AIM. Locate the lines that hold the string "chevron". Copy every such line.

MATERIALS PROVIDED.
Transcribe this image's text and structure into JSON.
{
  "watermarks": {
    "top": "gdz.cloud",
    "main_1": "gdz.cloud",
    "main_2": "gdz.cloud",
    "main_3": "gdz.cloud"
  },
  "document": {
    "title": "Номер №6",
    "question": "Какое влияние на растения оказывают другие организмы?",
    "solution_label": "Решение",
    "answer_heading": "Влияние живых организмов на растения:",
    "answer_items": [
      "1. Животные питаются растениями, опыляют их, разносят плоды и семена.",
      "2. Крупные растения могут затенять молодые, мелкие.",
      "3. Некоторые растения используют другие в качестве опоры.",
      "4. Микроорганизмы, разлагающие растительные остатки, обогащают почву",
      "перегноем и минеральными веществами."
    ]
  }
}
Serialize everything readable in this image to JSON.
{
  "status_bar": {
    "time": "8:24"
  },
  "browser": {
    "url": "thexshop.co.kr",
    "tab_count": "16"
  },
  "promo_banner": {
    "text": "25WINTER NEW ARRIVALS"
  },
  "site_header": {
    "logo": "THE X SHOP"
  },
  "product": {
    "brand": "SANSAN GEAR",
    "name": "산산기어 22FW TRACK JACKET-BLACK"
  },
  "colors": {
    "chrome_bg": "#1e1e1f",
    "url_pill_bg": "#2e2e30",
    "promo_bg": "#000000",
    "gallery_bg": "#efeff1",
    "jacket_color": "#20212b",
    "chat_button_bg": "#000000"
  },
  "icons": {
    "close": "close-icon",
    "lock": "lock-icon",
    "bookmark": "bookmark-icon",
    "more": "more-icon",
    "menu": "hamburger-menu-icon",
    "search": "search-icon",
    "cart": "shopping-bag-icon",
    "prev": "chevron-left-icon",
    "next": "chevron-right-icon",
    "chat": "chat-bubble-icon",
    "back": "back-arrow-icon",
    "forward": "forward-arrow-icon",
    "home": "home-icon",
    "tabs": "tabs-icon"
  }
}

FULL RESPONSE.
    "prev": "chevron-left-icon",
    "next": "chevron-right-icon",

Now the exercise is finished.